» **Task goal**:
Look through the material below. Copy each line that contains the string "UNITS".
## START Raw data
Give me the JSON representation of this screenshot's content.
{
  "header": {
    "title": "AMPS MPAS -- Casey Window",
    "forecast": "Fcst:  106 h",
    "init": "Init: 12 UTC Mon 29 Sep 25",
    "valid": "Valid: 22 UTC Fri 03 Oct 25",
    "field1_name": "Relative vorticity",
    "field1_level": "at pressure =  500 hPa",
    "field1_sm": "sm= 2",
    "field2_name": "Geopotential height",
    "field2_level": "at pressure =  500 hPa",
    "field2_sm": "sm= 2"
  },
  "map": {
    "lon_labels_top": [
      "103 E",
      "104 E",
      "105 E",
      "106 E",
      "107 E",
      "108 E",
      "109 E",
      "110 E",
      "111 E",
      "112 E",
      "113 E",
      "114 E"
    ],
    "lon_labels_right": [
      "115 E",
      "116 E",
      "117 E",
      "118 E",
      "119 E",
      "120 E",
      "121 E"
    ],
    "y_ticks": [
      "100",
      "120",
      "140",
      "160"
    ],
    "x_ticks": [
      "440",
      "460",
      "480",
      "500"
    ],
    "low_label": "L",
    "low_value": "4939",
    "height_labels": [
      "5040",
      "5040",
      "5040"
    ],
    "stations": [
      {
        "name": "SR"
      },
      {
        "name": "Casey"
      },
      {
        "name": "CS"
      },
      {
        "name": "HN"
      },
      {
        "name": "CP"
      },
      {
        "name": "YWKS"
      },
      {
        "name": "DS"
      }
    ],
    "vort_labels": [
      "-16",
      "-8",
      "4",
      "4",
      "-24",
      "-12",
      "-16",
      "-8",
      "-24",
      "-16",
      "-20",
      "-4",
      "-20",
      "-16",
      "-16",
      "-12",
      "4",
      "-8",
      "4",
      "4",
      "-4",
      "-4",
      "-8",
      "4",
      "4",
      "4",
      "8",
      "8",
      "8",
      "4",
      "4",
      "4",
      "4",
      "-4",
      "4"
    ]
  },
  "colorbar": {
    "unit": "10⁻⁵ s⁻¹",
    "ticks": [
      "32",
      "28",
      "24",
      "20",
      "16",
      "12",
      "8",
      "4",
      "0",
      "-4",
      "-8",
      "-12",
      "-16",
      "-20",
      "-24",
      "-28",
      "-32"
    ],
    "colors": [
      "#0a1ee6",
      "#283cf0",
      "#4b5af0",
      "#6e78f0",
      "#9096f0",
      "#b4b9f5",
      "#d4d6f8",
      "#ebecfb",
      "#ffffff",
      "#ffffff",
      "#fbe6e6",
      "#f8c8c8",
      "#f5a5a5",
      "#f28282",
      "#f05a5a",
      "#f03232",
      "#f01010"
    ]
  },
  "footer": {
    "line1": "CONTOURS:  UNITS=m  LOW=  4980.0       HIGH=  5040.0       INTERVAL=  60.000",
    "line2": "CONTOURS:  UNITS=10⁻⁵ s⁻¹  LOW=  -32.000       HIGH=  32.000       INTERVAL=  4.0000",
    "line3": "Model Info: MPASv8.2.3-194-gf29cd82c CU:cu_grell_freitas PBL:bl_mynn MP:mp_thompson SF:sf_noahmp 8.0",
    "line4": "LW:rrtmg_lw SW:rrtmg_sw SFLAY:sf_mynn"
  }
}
## END Raw data
» **Solution below**:
    "line1": "CONTOURS:  UNITS=m  LOW=  4980.0       HIGH=  5040.0       INTERVAL=  60.000",
    "line2": "CONTOURS:  UNITS=10⁻⁵ s⁻¹  LOW=  -32.000       HIGH=  32.000       INTERVAL=  4.0000",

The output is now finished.